◆ Your goal:
Repeat the material below word for word and leave out all pictures.

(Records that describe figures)
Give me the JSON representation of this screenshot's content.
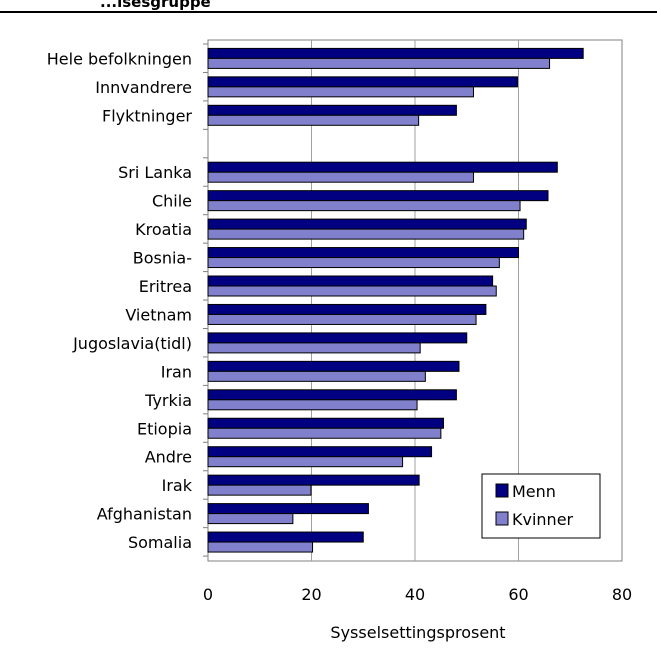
{
  "title": "...lsesgruppe",
  "chart_data": {
    "type": "bar",
    "orientation": "horizontal",
    "categories": [
      "Hele befolkningen",
      "Innvandrere",
      "Flyktninger",
      "",
      "Sri Lanka",
      "Chile",
      "Kroatia",
      "Bosnia-",
      "Eritrea",
      "Vietnam",
      "Jugoslavia(tidl)",
      "Iran",
      "Tyrkia",
      "Etiopia",
      "Andre",
      "Irak",
      "Afghanistan",
      "Somalia"
    ],
    "series": [
      {
        "name": "Menn",
        "color": "#000080",
        "values": [
          72.5,
          59.8,
          48.0,
          null,
          67.5,
          65.7,
          61.5,
          60.0,
          55.0,
          53.7,
          50.0,
          48.5,
          48.0,
          45.5,
          43.2,
          40.8,
          31.0,
          30.0
        ]
      },
      {
        "name": "Kvinner",
        "color": "#8080CC",
        "values": [
          66.0,
          51.3,
          40.7,
          null,
          51.3,
          60.3,
          61.0,
          56.3,
          55.7,
          51.8,
          41.0,
          42.0,
          40.4,
          45.0,
          37.6,
          19.9,
          16.4,
          20.2
        ]
      }
    ],
    "xlabel": "Sysselsettingsprosent",
    "ylabel": "",
    "xlim": [
      0,
      80
    ],
    "x_ticks": [
      "0",
      "20",
      "40",
      "60",
      "80"
    ],
    "grid": true,
    "legend": "bottom-right"
  }
}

◆ Finished answer:
Give me the JSON representation of this screenshot's content.
{
  "title": "...lsesgruppe",
  "chart_data": {
    "type": "bar",
    "orientation": "horizontal",
    "categories": [
      "Hele befolkningen",
      "Innvandrere",
      "Flyktninger",
      "",
      "Sri Lanka",
      "Chile",
      "Kroatia",
      "Bosnia-",
      "Eritrea",
      "Vietnam",
      "Jugoslavia(tidl)",
      "Iran",
      "Tyrkia",
      "Etiopia",
      "Andre",
      "Irak",
      "Afghanistan",
      "Somalia"
    ],
    "series": [
      {
        "name": "Menn",
        "color": "#000080",
        "values": [
          72.5,
          59.8,
          48.0,
          null,
          67.5,
          65.7,
          61.5,
          60.0,
          55.0,
          53.7,
          50.0,
          48.5,
          48.0,
          45.5,
          43.2,
          40.8,
          31.0,
          30.0
        ]
      },
      {
        "name": "Kvinner",
        "color": "#8080CC",
        "values": [
          66.0,
          51.3,
          40.7,
          null,
          51.3,
          60.3,
          61.0,
          56.3,
          55.7,
          51.8,
          41.0,
          42.0,
          40.4,
          45.0,
          37.6,
          19.9,
          16.4,
          20.2
        ]
      }
    ],
    "xlabel": "Sysselsettingsprosent",
    "ylabel": "",
    "xlim": [
      0,
      80
    ],
    "x_ticks": [
      "0",
      "20",
      "40",
      "60",
      "80"
    ],
    "grid": true,
    "legend": "bottom-right"
  }
}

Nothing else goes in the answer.